* **Brief**:
When you copy the entries, keep every word exactly as it stands.

=====

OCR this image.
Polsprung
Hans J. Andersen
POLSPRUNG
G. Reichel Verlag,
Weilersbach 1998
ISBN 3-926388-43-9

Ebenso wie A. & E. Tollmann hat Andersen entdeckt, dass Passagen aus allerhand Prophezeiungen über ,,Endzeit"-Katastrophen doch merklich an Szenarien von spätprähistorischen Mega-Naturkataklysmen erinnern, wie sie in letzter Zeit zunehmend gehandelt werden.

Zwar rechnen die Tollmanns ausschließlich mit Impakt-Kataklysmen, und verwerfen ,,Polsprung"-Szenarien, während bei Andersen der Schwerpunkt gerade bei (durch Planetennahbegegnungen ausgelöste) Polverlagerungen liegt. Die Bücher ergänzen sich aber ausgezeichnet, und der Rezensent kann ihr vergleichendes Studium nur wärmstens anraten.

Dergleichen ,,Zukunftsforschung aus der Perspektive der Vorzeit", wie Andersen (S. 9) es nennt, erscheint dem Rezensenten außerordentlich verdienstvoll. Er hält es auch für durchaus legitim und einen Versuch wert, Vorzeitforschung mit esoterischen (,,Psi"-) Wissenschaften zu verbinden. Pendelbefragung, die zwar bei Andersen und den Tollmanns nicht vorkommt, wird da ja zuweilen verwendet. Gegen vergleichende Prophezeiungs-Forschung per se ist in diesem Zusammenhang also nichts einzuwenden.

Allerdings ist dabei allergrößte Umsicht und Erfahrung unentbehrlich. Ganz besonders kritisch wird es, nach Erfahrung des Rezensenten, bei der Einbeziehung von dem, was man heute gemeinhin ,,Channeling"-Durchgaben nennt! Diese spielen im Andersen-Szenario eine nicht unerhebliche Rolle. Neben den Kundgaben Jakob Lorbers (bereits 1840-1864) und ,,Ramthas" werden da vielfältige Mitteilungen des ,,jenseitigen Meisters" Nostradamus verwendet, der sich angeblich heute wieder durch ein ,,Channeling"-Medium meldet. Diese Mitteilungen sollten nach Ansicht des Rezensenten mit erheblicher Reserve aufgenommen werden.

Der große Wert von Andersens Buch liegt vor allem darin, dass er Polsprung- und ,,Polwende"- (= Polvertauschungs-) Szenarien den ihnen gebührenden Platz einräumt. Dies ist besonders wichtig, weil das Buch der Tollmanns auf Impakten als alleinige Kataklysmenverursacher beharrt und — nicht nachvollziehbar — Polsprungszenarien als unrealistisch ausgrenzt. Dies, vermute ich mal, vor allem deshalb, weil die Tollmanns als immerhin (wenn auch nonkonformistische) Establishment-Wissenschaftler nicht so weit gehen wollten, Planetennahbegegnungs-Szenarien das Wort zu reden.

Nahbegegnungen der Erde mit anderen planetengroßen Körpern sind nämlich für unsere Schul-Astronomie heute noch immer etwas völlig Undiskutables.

=====

* **Finished task**:
OCR this image.
Polsprung
Hans J. Andersen
POLSPRUNG
G. Reichel Verlag,
Weilersbach 1998
ISBN 3-926388-43-9

Ebenso wie A. & E. Tollmann hat Andersen entdeckt, dass Passagen aus allerhand Prophezeiungen über ,,Endzeit"-Katastrophen doch merklich an Szenarien von spätprähistorischen Mega-Naturkataklysmen erinnern, wie sie in letzter Zeit zunehmend gehandelt werden.

Zwar rechnen die Tollmanns ausschließlich mit Impakt-Kataklysmen, und verwerfen ,,Polsprung"-Szenarien, während bei Andersen der Schwerpunkt gerade bei (durch Planetennahbegegnungen ausgelöste) Polverlagerungen liegt. Die Bücher ergänzen sich aber ausgezeichnet, und der Rezensent kann ihr vergleichendes Studium nur wärmstens anraten.

Dergleichen ,,Zukunftsforschung aus der Perspektive der Vorzeit", wie Andersen (S. 9) es nennt, erscheint dem Rezensenten außerordentlich verdienstvoll. Er hält es auch für durchaus legitim und einen Versuch wert, Vorzeitforschung mit esoterischen (,,Psi"-) Wissenschaften zu verbinden. Pendelbefragung, die zwar bei Andersen und den Tollmanns nicht vorkommt, wird da ja zuweilen verwendet. Gegen vergleichende Prophezeiungs-Forschung per se ist in diesem Zusammenhang also nichts einzuwenden.

Allerdings ist dabei allergrößte Umsicht und Erfahrung unentbehrlich. Ganz besonders kritisch wird es, nach Erfahrung des Rezensenten, bei der Einbeziehung von dem, was man heute gemeinhin ,,Channeling"-Durchgaben nennt! Diese spielen im Andersen-Szenario eine nicht unerhebliche Rolle. Neben den Kundgaben Jakob Lorbers (bereits 1840-1864) und ,,Ramthas" werden da vielfältige Mitteilungen des ,,jenseitigen Meisters" Nostradamus verwendet, der sich angeblich heute wieder durch ein ,,Channeling"-Medium meldet. Diese Mitteilungen sollten nach Ansicht des Rezensenten mit erheblicher Reserve aufgenommen werden.

Der große Wert von Andersens Buch liegt vor allem darin, dass er Polsprung- und ,,Polwende"- (= Polvertauschungs-) Szenarien den ihnen gebührenden Platz einräumt. Dies ist besonders wichtig, weil das Buch der Tollmanns auf Impakten als alleinige Kataklysmenverursacher beharrt und — nicht nachvollziehbar — Polsprungszenarien als unrealistisch ausgrenzt. Dies, vermute ich mal, vor allem deshalb, weil die Tollmanns als immerhin (wenn auch nonkonformistische) Establishment-Wissenschaftler nicht so weit gehen wollten, Planetennahbegegnungs-Szenarien das Wort zu reden.

Nahbegegnungen der Erde mit anderen planetengroßen Körpern sind nämlich für unsere Schul-Astronomie heute noch immer etwas völlig Undiskutables.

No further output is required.